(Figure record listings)

-- START --

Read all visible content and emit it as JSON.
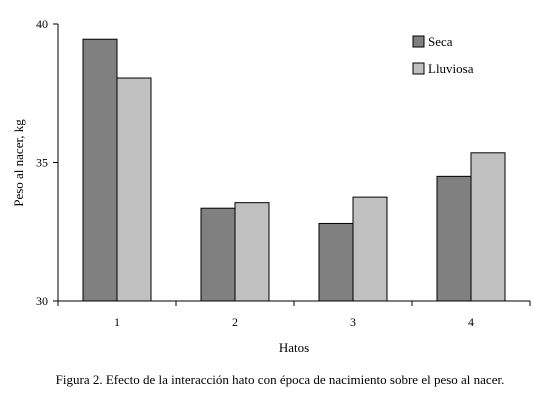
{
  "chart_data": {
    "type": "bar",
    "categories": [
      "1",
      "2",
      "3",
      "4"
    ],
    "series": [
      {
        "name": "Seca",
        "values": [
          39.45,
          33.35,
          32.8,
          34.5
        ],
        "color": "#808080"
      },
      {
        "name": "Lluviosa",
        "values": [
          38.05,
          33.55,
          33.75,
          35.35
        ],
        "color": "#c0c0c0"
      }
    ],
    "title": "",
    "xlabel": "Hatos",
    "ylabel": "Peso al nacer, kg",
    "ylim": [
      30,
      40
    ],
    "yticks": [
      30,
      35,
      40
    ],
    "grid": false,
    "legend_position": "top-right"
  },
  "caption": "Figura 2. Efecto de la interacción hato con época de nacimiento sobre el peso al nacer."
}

-- END --
-- START --

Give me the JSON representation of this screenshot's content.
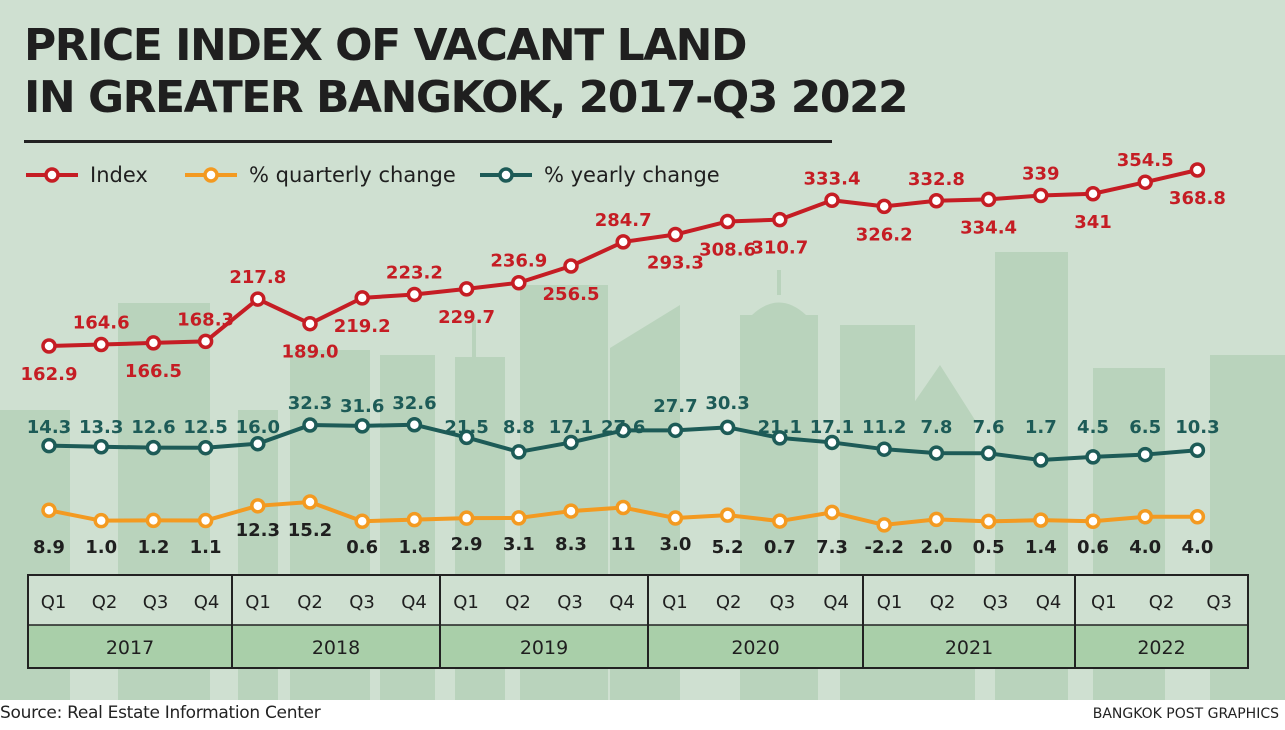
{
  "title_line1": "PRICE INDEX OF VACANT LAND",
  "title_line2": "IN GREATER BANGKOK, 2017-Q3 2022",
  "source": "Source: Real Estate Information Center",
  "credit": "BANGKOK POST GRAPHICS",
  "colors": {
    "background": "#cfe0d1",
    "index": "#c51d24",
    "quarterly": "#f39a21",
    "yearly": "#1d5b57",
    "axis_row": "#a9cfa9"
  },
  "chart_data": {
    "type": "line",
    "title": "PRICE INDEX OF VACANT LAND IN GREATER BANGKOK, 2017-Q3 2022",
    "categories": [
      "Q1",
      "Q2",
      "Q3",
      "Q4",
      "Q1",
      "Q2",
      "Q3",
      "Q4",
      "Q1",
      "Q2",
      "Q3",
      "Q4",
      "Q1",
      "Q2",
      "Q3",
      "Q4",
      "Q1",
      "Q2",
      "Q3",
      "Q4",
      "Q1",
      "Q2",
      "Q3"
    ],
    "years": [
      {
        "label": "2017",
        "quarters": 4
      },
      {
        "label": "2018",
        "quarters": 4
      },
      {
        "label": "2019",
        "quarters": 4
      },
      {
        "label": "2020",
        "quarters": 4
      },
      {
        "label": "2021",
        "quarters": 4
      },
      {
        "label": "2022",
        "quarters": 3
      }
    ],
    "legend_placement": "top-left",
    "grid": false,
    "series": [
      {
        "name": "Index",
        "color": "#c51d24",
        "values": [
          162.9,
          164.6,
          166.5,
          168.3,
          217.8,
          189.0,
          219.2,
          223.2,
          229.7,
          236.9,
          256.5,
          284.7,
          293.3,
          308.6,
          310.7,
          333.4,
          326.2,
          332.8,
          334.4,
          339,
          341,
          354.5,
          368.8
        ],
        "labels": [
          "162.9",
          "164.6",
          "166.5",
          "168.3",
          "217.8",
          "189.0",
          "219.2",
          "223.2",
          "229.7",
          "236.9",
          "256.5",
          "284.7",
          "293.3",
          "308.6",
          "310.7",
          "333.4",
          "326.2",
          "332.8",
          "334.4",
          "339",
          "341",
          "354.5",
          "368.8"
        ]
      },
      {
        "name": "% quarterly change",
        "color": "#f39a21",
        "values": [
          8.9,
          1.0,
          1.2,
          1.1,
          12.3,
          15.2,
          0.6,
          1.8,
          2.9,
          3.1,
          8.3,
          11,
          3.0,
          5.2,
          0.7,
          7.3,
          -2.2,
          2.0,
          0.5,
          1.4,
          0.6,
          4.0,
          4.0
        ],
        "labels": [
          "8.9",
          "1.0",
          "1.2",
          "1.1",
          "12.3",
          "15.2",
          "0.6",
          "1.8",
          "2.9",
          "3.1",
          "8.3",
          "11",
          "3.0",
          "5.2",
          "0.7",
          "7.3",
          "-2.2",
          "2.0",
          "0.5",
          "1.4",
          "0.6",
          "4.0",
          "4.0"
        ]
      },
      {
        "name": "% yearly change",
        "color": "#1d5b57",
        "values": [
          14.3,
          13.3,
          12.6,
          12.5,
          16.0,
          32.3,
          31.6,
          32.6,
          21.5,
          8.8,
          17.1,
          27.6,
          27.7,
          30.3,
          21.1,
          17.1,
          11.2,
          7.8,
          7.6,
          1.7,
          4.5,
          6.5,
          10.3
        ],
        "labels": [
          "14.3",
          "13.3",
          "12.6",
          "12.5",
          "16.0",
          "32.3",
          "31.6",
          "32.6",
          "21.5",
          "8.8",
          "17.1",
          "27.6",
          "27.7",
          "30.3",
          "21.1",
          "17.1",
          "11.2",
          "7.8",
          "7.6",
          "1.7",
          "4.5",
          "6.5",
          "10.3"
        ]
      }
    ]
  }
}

-- END --

§ WHAT THE TASK REQUIRES: Each line that holds the word "change" is to be copied.

§ SOLUTION TO THE EXERCISE:
        "name": "% quarterly change",
        "name": "% yearly change",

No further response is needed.